WHAT IS REQUIRED
Return each line of the listing that contains the string "tiền".

[Items listed in a dataset]

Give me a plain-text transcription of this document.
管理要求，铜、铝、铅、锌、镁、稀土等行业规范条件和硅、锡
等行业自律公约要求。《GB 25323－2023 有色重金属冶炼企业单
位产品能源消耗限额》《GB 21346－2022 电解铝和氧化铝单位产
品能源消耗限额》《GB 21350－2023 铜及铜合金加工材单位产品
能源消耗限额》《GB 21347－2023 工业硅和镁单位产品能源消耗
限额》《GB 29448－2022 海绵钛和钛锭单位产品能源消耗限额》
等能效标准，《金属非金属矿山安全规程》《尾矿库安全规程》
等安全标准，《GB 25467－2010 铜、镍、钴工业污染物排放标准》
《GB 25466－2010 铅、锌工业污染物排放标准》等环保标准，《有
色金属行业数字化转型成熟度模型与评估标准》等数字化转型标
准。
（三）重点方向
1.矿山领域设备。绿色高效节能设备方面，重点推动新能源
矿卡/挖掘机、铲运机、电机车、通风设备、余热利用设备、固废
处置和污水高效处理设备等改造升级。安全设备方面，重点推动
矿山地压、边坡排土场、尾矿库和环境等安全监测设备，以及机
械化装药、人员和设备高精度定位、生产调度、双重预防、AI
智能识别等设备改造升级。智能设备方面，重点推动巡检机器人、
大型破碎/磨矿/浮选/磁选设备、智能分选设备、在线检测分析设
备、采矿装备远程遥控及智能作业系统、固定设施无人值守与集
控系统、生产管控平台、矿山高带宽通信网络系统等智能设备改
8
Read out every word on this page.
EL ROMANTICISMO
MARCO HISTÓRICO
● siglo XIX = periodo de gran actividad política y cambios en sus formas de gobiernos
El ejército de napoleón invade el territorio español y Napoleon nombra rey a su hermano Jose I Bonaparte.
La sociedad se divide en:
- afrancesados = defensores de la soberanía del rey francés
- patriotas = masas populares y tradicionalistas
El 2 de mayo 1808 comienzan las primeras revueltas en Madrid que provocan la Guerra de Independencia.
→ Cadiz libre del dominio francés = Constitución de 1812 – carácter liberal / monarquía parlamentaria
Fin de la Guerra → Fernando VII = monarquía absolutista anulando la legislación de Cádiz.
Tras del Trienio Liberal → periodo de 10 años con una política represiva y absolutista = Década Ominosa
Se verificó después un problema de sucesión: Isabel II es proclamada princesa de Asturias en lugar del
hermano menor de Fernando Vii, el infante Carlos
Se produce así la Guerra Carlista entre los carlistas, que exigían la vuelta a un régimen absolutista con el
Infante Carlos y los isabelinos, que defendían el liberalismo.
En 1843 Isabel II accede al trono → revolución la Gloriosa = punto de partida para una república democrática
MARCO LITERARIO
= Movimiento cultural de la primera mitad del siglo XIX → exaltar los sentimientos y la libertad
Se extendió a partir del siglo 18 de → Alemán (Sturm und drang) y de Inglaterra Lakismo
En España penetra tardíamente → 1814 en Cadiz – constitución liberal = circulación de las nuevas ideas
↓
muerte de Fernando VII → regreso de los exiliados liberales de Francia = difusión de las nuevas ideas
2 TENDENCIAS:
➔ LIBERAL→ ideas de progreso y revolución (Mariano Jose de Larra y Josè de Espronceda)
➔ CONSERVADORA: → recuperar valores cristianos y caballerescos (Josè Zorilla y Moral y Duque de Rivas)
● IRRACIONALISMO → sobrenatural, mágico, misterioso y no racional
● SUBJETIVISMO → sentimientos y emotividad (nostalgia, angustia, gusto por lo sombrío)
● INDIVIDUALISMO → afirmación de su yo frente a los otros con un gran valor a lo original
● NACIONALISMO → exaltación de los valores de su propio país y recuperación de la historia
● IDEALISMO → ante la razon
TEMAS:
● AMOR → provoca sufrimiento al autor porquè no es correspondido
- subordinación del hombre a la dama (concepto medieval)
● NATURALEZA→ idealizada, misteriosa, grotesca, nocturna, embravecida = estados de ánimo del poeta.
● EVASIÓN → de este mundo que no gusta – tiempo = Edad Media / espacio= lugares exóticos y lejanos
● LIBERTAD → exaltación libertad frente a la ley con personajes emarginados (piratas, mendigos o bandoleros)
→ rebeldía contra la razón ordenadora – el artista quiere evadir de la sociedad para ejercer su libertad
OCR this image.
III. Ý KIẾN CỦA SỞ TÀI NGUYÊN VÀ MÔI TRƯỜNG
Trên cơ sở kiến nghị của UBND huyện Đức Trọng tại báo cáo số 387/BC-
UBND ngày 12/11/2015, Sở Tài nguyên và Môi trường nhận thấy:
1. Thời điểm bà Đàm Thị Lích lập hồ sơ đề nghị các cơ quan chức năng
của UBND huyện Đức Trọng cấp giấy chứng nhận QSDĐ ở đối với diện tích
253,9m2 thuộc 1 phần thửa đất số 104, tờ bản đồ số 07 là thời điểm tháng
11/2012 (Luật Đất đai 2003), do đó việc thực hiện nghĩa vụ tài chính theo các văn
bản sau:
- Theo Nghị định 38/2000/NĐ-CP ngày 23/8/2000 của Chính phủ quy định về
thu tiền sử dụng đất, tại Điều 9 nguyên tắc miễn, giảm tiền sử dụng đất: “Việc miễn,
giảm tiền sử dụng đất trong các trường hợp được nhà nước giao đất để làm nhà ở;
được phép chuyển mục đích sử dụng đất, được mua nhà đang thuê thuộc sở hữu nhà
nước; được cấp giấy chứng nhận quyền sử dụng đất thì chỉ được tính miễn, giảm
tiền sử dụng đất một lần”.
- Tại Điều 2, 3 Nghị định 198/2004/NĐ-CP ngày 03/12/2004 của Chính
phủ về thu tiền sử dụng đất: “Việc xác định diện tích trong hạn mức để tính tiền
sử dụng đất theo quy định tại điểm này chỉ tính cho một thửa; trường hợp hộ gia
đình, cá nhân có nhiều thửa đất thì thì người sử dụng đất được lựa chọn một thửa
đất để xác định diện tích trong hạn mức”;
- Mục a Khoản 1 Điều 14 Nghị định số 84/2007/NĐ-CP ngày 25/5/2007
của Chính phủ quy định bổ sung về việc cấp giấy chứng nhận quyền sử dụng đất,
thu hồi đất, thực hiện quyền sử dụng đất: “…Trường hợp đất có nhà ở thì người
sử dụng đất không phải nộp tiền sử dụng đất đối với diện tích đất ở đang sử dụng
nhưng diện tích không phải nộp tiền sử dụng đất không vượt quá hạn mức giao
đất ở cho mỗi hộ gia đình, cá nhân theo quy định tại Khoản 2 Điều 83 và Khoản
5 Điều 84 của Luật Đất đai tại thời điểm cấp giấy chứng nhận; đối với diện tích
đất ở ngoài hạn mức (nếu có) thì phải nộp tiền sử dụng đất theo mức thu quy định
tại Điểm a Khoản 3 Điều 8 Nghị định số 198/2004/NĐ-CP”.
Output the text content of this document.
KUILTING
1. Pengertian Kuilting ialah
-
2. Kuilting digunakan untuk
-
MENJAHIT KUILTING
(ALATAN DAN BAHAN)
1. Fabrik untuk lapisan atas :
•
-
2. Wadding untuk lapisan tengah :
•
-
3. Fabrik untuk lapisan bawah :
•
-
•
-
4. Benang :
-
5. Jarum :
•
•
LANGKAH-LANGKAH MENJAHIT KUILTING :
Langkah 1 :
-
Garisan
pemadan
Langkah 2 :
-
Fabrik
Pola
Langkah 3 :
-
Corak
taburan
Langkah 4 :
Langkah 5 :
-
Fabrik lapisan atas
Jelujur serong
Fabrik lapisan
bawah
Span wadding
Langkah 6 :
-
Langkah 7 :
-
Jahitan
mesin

WRITTEN REPLY
thu tiền sử dụng đất, tại Điều 9 nguyên tắc miễn, giảm tiền sử dụng đất: “Việc miễn,
giảm tiền sử dụng đất trong các trường hợp được nhà nước giao đất để làm nhà ở;
tiền sử dụng đất một lần”.
phủ về thu tiền sử dụng đất: “Việc xác định diện tích trong hạn mức để tính tiền
sử dụng đất không phải nộp tiền sử dụng đất đối với diện tích đất ở đang sử dụng
nhưng diện tích không phải nộp tiền sử dụng đất không vượt quá hạn mức giao
đất ở ngoài hạn mức (nếu có) thì phải nộp tiền sử dụng đất theo mức thu quy định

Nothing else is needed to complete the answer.